Problem statement :: Please update the entries below by replacing "row-checkbox" with "row-check-box" everywhere it occurs, and leave every other part of them unchanged.

Data for the task ::
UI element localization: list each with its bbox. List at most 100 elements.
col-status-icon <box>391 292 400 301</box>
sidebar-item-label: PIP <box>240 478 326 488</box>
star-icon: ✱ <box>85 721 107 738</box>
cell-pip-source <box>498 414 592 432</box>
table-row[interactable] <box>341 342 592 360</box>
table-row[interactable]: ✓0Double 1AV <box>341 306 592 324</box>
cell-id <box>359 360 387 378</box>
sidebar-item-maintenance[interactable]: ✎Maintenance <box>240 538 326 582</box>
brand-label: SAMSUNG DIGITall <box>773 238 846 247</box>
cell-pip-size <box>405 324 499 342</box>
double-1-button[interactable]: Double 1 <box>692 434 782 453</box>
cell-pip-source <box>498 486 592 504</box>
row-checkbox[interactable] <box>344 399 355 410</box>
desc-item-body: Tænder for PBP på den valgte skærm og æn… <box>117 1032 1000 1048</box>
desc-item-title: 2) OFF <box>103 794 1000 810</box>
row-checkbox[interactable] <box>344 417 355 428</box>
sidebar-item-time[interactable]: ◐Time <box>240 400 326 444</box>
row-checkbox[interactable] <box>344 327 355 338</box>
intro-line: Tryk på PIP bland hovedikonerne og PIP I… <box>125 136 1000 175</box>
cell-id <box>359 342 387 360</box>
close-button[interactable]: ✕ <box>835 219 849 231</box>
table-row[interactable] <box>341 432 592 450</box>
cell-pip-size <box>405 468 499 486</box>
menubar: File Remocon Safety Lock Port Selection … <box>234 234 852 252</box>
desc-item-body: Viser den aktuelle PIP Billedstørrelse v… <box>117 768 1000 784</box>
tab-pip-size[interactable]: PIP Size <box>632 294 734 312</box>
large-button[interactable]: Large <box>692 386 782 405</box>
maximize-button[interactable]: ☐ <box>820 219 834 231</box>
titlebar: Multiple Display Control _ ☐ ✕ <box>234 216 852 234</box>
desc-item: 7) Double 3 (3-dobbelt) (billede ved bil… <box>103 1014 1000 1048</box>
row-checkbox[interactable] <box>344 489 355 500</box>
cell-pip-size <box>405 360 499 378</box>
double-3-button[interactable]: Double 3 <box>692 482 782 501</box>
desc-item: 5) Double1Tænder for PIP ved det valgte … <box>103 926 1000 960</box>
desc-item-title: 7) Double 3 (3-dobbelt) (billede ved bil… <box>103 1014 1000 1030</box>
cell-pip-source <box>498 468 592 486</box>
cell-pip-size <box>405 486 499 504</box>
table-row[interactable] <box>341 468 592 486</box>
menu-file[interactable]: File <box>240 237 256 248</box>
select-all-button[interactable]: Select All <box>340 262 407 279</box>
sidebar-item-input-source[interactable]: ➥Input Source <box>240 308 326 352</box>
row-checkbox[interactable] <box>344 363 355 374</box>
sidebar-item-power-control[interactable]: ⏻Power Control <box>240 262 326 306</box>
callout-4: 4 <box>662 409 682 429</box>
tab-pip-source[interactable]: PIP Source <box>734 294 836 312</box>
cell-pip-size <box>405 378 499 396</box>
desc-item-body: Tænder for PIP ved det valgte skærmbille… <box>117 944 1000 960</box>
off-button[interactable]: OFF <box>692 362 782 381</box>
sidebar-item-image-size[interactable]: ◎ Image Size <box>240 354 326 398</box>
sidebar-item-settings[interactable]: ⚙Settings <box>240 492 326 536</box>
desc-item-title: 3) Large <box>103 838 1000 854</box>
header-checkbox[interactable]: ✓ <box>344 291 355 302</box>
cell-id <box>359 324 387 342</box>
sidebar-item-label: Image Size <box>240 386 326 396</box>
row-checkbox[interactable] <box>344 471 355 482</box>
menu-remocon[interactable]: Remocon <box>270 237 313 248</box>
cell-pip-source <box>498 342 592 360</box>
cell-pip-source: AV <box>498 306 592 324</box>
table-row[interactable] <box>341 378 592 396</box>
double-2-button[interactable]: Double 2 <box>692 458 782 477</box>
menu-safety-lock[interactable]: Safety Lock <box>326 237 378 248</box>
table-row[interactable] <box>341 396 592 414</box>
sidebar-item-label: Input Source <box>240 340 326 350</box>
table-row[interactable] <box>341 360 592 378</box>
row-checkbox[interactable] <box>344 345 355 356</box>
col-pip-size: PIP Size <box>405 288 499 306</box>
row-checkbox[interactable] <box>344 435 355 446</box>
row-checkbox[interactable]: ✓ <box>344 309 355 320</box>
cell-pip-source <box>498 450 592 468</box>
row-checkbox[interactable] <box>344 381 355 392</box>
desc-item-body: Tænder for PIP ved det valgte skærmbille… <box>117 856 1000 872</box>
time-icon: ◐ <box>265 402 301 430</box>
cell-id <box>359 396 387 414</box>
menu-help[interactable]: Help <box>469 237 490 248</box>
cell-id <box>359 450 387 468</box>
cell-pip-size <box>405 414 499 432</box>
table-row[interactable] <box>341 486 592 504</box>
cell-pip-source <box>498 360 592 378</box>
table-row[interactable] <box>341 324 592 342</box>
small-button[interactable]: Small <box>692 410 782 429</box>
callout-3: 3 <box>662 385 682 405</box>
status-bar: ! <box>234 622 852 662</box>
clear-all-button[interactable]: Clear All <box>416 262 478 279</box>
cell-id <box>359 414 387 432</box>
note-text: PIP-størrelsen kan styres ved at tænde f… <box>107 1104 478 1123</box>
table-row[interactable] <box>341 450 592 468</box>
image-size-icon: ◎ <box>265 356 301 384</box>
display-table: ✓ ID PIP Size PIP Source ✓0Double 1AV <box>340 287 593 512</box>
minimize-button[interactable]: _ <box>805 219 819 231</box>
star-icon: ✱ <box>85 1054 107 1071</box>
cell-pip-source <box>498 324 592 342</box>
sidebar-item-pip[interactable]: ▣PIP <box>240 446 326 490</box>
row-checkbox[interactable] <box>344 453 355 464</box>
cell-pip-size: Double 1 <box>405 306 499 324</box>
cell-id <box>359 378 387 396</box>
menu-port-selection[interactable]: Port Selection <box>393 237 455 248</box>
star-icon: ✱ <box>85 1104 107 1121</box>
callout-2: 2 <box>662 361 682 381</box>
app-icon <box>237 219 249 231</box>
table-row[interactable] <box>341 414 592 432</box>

Response to this task ::
UI element localization: list each with its bbox. List at most 100 elements.
col-status-icon <box>391 292 400 301</box>
sidebar-item-label: PIP <box>240 478 326 488</box>
star-icon: ✱ <box>85 721 107 738</box>
cell-pip-source <box>498 414 592 432</box>
table-row[interactable] <box>341 342 592 360</box>
table-row[interactable]: ✓0Double 1AV <box>341 306 592 324</box>
cell-id <box>359 360 387 378</box>
sidebar-item-maintenance[interactable]: ✎Maintenance <box>240 538 326 582</box>
brand-label: SAMSUNG DIGITall <box>773 238 846 247</box>
cell-pip-size <box>405 324 499 342</box>
double-1-button[interactable]: Double 1 <box>692 434 782 453</box>
cell-pip-source <box>498 486 592 504</box>
row-check-box[interactable] <box>344 399 355 410</box>
desc-item-body: Tænder for PBP på den valgte skærm og æn… <box>117 1032 1000 1048</box>
desc-item-title: 2) OFF <box>103 794 1000 810</box>
row-check-box[interactable] <box>344 417 355 428</box>
sidebar-item-time[interactable]: ◐Time <box>240 400 326 444</box>
row-check-box[interactable] <box>344 327 355 338</box>
intro-line: Tryk på PIP bland hovedikonerne og PIP I… <box>125 136 1000 175</box>
cell-id <box>359 342 387 360</box>
close-button[interactable]: ✕ <box>835 219 849 231</box>
table-row[interactable] <box>341 432 592 450</box>
cell-pip-size <box>405 468 499 486</box>
menubar: File Remocon Safety Lock Port Selection … <box>234 234 852 252</box>
desc-item-body: Viser den aktuelle PIP Billedstørrelse v… <box>117 768 1000 784</box>
tab-pip-size[interactable]: PIP Size <box>632 294 734 312</box>
large-button[interactable]: Large <box>692 386 782 405</box>
maximize-button[interactable]: ☐ <box>820 219 834 231</box>
titlebar: Multiple Display Control _ ☐ ✕ <box>234 216 852 234</box>
desc-item: 7) Double 3 (3-dobbelt) (billede ved bil… <box>103 1014 1000 1048</box>
row-check-box[interactable] <box>344 489 355 500</box>
cell-pip-size <box>405 360 499 378</box>
double-3-button[interactable]: Double 3 <box>692 482 782 501</box>
desc-item: 5) Double1Tænder for PIP ved det valgte … <box>103 926 1000 960</box>
desc-item-title: 7) Double 3 (3-dobbelt) (billede ved bil… <box>103 1014 1000 1030</box>
cell-pip-source <box>498 468 592 486</box>
cell-pip-size <box>405 486 499 504</box>
table-row[interactable] <box>341 468 592 486</box>
menu-file[interactable]: File <box>240 237 256 248</box>
select-all-button[interactable]: Select All <box>340 262 407 279</box>
sidebar-item-input-source[interactable]: ➥Input Source <box>240 308 326 352</box>
row-check-box[interactable] <box>344 363 355 374</box>
sidebar-item-power-control[interactable]: ⏻Power Control <box>240 262 326 306</box>
callout-4: 4 <box>662 409 682 429</box>
tab-pip-source[interactable]: PIP Source <box>734 294 836 312</box>
cell-pip-size <box>405 378 499 396</box>
desc-item-body: Tænder for PIP ved det valgte skærmbille… <box>117 944 1000 960</box>
off-button[interactable]: OFF <box>692 362 782 381</box>
sidebar-item-image-size[interactable]: ◎ Image Size <box>240 354 326 398</box>
sidebar-item-settings[interactable]: ⚙Settings <box>240 492 326 536</box>
desc-item-title: 3) Large <box>103 838 1000 854</box>
header-checkbox[interactable]: ✓ <box>344 291 355 302</box>
cell-id <box>359 324 387 342</box>
sidebar-item-label: Image Size <box>240 386 326 396</box>
row-check-box[interactable] <box>344 471 355 482</box>
menu-remocon[interactable]: Remocon <box>270 237 313 248</box>
cell-pip-source <box>498 342 592 360</box>
cell-pip-source: AV <box>498 306 592 324</box>
table-row[interactable] <box>341 378 592 396</box>
double-2-button[interactable]: Double 2 <box>692 458 782 477</box>
menu-safety-lock[interactable]: Safety Lock <box>326 237 378 248</box>
table-row[interactable] <box>341 396 592 414</box>
sidebar-item-label: Input Source <box>240 340 326 350</box>
table-row[interactable] <box>341 360 592 378</box>
row-check-box[interactable] <box>344 345 355 356</box>
col-pip-size: PIP Size <box>405 288 499 306</box>
row-check-box[interactable] <box>344 435 355 446</box>
row-check-box[interactable]: ✓ <box>344 309 355 320</box>
cell-pip-source <box>498 450 592 468</box>
row-check-box[interactable] <box>344 381 355 392</box>
desc-item-body: Tænder for PIP ved det valgte skærmbille… <box>117 856 1000 872</box>
time-icon: ◐ <box>265 402 301 430</box>
cell-id <box>359 396 387 414</box>
menu-help[interactable]: Help <box>469 237 490 248</box>
cell-id <box>359 450 387 468</box>
cell-pip-size <box>405 414 499 432</box>
table-row[interactable] <box>341 486 592 504</box>
cell-pip-source <box>498 360 592 378</box>
table-row[interactable] <box>341 324 592 342</box>
small-button[interactable]: Small <box>692 410 782 429</box>
callout-3: 3 <box>662 385 682 405</box>
status-bar: ! <box>234 622 852 662</box>
clear-all-button[interactable]: Clear All <box>416 262 478 279</box>
cell-id <box>359 414 387 432</box>
note-text: PIP-størrelsen kan styres ved at tænde f… <box>107 1104 478 1123</box>
table-row[interactable] <box>341 450 592 468</box>
image-size-icon: ◎ <box>265 356 301 384</box>
display-table: ✓ ID PIP Size PIP Source ✓0Double 1AV <box>340 287 593 512</box>
minimize-button[interactable]: _ <box>805 219 819 231</box>
star-icon: ✱ <box>85 1054 107 1071</box>
cell-pip-source <box>498 324 592 342</box>
sidebar-item-pip[interactable]: ▣PIP <box>240 446 326 490</box>
row-check-box[interactable] <box>344 453 355 464</box>
cell-pip-size: Double 1 <box>405 306 499 324</box>
cell-id <box>359 378 387 396</box>
menu-port-selection[interactable]: Port Selection <box>393 237 455 248</box>
star-icon: ✱ <box>85 1104 107 1121</box>
callout-2: 2 <box>662 361 682 381</box>
app-icon <box>237 219 249 231</box>
table-row[interactable] <box>341 414 592 432</box>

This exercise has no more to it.